*Short problem:*
Your task is to output all the records below, word for word.

# START OF Data to process

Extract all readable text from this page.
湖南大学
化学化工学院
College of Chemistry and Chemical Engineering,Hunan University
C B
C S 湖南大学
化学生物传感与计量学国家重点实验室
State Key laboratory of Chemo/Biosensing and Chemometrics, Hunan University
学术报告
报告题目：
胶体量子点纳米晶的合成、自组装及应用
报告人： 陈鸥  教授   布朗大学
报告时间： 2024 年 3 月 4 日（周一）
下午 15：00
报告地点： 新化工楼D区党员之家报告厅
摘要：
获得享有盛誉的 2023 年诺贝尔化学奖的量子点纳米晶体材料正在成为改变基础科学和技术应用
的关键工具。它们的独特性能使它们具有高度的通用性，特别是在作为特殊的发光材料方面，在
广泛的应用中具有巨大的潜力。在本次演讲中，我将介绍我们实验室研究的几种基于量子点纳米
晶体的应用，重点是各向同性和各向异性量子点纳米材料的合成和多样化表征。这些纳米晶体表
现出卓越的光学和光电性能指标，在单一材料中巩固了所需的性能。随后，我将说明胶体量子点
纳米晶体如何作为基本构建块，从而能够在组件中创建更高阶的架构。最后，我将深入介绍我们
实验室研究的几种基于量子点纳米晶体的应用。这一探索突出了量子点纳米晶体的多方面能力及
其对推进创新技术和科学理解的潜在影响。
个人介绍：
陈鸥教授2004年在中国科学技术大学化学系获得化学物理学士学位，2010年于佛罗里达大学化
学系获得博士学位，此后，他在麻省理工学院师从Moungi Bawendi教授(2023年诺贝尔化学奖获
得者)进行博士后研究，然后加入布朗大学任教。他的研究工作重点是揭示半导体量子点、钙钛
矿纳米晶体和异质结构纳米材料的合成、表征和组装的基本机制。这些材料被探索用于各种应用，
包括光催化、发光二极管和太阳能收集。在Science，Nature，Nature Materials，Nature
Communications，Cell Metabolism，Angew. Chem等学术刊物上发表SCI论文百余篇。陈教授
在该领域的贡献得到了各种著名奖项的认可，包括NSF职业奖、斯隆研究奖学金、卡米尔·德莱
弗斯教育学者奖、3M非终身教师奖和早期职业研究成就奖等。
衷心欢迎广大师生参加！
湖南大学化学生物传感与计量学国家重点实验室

# END OF Data to process

*Solution for this exercise:*
Extract all readable text from this page.
湖南大学
化学化工学院
College of Chemistry and Chemical Engineering,Hunan University
C B
C S 湖南大学
化学生物传感与计量学国家重点实验室
State Key laboratory of Chemo/Biosensing and Chemometrics, Hunan University
学术报告
报告题目：
胶体量子点纳米晶的合成、自组装及应用
报告人： 陈鸥  教授   布朗大学
报告时间： 2024 年 3 月 4 日（周一）
下午 15：00
报告地点： 新化工楼D区党员之家报告厅
摘要：
获得享有盛誉的 2023 年诺贝尔化学奖的量子点纳米晶体材料正在成为改变基础科学和技术应用
的关键工具。它们的独特性能使它们具有高度的通用性，特别是在作为特殊的发光材料方面，在
广泛的应用中具有巨大的潜力。在本次演讲中，我将介绍我们实验室研究的几种基于量子点纳米
晶体的应用，重点是各向同性和各向异性量子点纳米材料的合成和多样化表征。这些纳米晶体表
现出卓越的光学和光电性能指标，在单一材料中巩固了所需的性能。随后，我将说明胶体量子点
纳米晶体如何作为基本构建块，从而能够在组件中创建更高阶的架构。最后，我将深入介绍我们
实验室研究的几种基于量子点纳米晶体的应用。这一探索突出了量子点纳米晶体的多方面能力及
其对推进创新技术和科学理解的潜在影响。
个人介绍：
陈鸥教授2004年在中国科学技术大学化学系获得化学物理学士学位，2010年于佛罗里达大学化
学系获得博士学位，此后，他在麻省理工学院师从Moungi Bawendi教授(2023年诺贝尔化学奖获
得者)进行博士后研究，然后加入布朗大学任教。他的研究工作重点是揭示半导体量子点、钙钛
矿纳米晶体和异质结构纳米材料的合成、表征和组装的基本机制。这些材料被探索用于各种应用，
包括光催化、发光二极管和太阳能收集。在Science，Nature，Nature Materials，Nature
Communications，Cell Metabolism，Angew. Chem等学术刊物上发表SCI论文百余篇。陈教授
在该领域的贡献得到了各种著名奖项的认可，包括NSF职业奖、斯隆研究奖学金、卡米尔·德莱
弗斯教育学者奖、3M非终身教师奖和早期职业研究成就奖等。
衷心欢迎广大师生参加！
湖南大学化学生物传感与计量学国家重点实验室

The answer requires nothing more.